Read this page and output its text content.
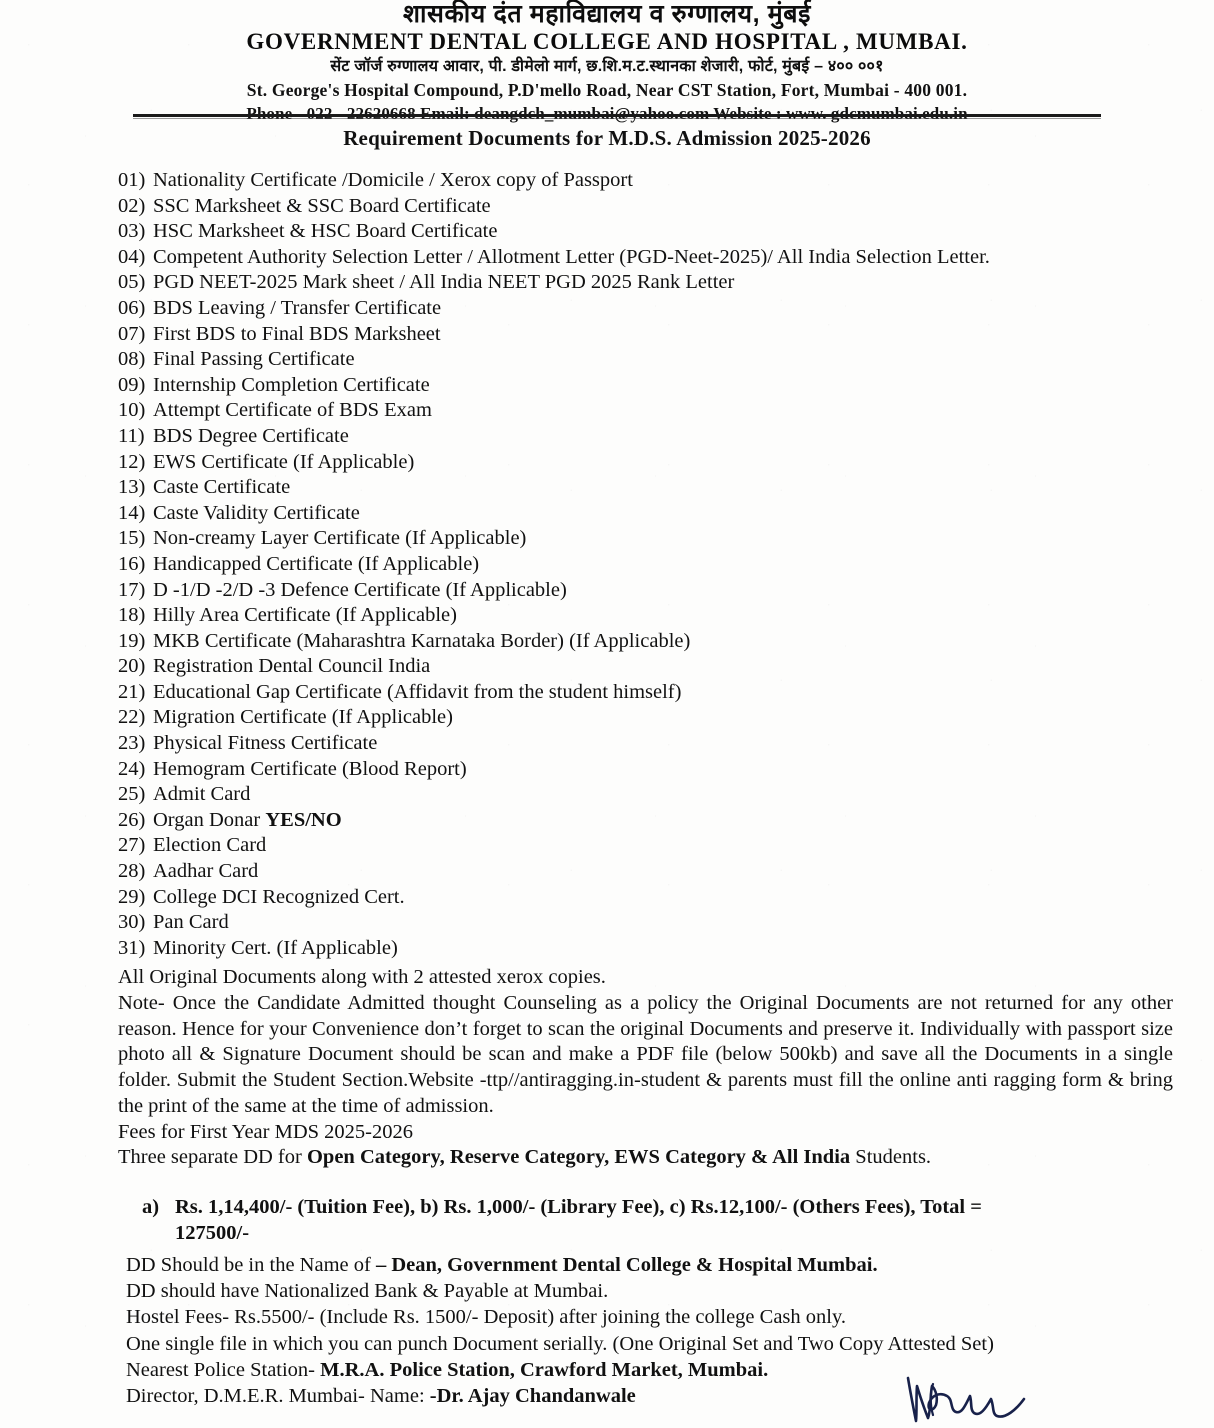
शासकीय दंत महाविद्यालय व रुग्णालय, मुंबई
GOVERNMENT DENTAL COLLEGE AND HOSPITAL , MUMBAI.
सेंट जॉर्ज रुग्णालय आवार, पी. डीमेलो मार्ग, छ.शि.म.ट.स्थानका शेजारी, फोर्ट, मुंबई – ४०० ००१
St. George's Hospital Compound, P.D'mello Road, Near CST Station, Fort, Mumbai - 400 001.
Requirement Documents for M.D.S. Admission 2025-2026
01) Nationality Certificate /Domicile / Xerox copy of Passport
02) SSC Marksheet & SSC Board Certificate
03) HSC Marksheet & HSC Board Certificate
04) Competent Authority Selection Letter / Allotment Letter (PGD-Neet-2025)/ All India Selection Letter.
05) PGD NEET-2025 Mark sheet / All India NEET PGD 2025 Rank Letter
06) BDS Leaving / Transfer Certificate
07) First BDS to Final BDS Marksheet
08) Final Passing Certificate
09) Internship Completion Certificate
10) Attempt Certificate of BDS Exam
11) BDS Degree Certificate
12) EWS Certificate (If Applicable)
13) Caste Certificate
14) Caste Validity Certificate
15) Non-creamy Layer Certificate (If Applicable)
16) Handicapped Certificate (If Applicable)
17) D -1/D -2/D -3 Defence Certificate (If Applicable)
18) Hilly Area Certificate (If Applicable)
19) MKB Certificate (Maharashtra Karnataka Border) (If Applicable)
20) Registration Dental Council India
21) Educational Gap Certificate (Affidavit from the student himself)
22) Migration Certificate (If Applicable)
23) Physical Fitness Certificate
24) Hemogram Certificate (Blood Report)
25) Admit Card
26) Organ Donar YES/NO
27) Election Card
28) Aadhar Card
29) College DCI Recognized Cert.
30) Pan Card
31) Minority Cert. (If Applicable)
All Original Documents along with 2 attested xerox copies.
Note- Once the Candidate Admitted thought Counseling as a policy the Original Documents are not returned for any other reason. Hence for your Convenience don’t forget to scan the original Documents and preserve it. Individually with passport size photo all & Signature Document should be scan and make a PDF file (below 500kb) and save all the Documents in a single folder. Submit the Student Section.Website -ttp//antiragging.in-student & parents must fill the online anti ragging form & bring the print of the same at the time of admission.
Fees for First Year MDS 2025-2026
Three separate DD for Open Category, Reserve Category, EWS Category & All India Students.
a) Rs. 1,14,400/- (Tuition Fee), b) Rs. 1,000/- (Library Fee), c) Rs.12,100/- (Others Fees), Total =
127500/-
DD Should be in the Name of – Dean, Government Dental College & Hospital Mumbai.
DD should have Nationalized Bank & Payable at Mumbai.
Hostel Fees- Rs.5500/- (Include Rs. 1500/- Deposit) after joining the college Cash only.
One single file in which you can punch Document serially. (One Original Set and Two Copy Attested Set)
Nearest Police Station- M.R.A. Police Station, Crawford Market, Mumbai.
Director, D.M.E.R. Mumbai- Name: -Dr. Ajay Chandanwale
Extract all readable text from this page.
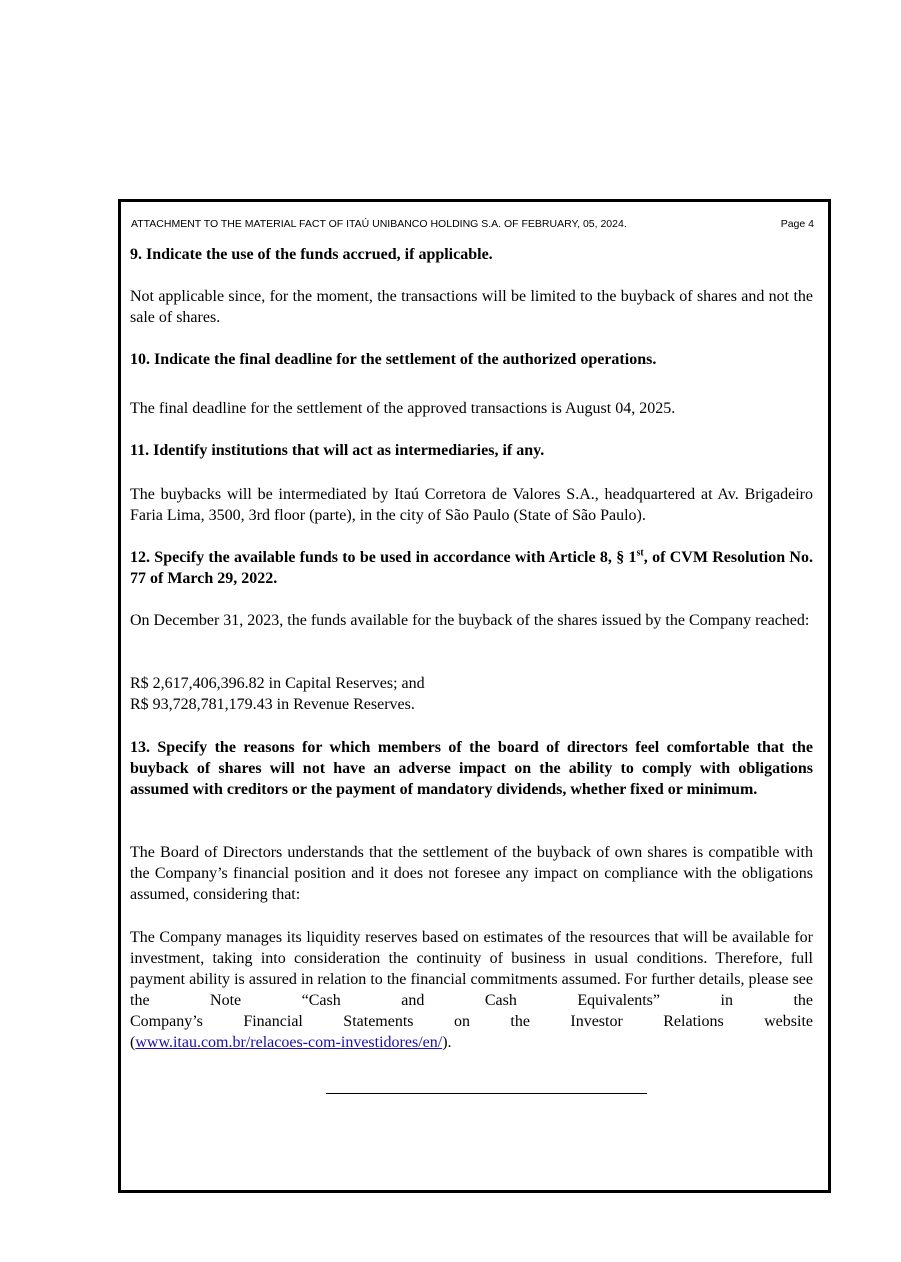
ATTACHMENT TO THE MATERIAL FACT OF ITAÚ UNIBANCO HOLDING S.A. OF FEBRUARY, 05, 2024.	Page 4

9. Indicate the use of the funds accrued, if applicable.

Not applicable since, for the moment, the transactions will be limited to the buyback of shares and not the sale of shares.

10. Indicate the final deadline for the settlement of the authorized operations.

The final deadline for the settlement of the approved transactions is August 04, 2025.

11. Identify institutions that will act as intermediaries, if any.

The buybacks will be intermediated by Itaú Corretora de Valores S.A., headquartered at Av. Brigadeiro Faria Lima, 3500, 3rd floor (parte), in the city of São Paulo (State of São Paulo).

12. Specify the available funds to be used in accordance with Article 8, § 1st, of CVM Resolution No. 77 of March 29, 2022.

On December 31, 2023, the funds available for the buyback of the shares issued by the Company reached:

R$ 2,617,406,396.82 in Capital Reserves; and

R$ 93,728,781,179.43 in Revenue Reserves.

13. Specify the reasons for which members of the board of directors feel comfortable that the buyback of shares will not have an adverse impact on the ability to comply with obligations assumed with creditors or the payment of mandatory dividends, whether fixed or minimum.

The Board of Directors understands that the settlement of the buyback of own shares is compatible with the Company’s financial position and it does not foresee any impact on compliance with the obligations assumed, considering that:

The Company manages its liquidity reserves based on estimates of the resources that will be available for investment, taking into consideration the continuity of business in usual conditions. Therefore, full payment ability is assured in relation to the financial commitments assumed. For further details, please see the Note “Cash and Cash Equivalents” in the

Company’s Financial Statements on the Investor Relations website

(www.itau.com.br/relacoes-com-investidores/en/).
◇ ◇ ◇
_TASK BRIEF:_ Pick each line holding the word "deadline" out of the data and copy it.

_EXERCISE RESPONSE:_
10. Indicate the final deadline for the settlement of the authorized operations.
The final deadline for the settlement of the approved transactions is August 04, 2025.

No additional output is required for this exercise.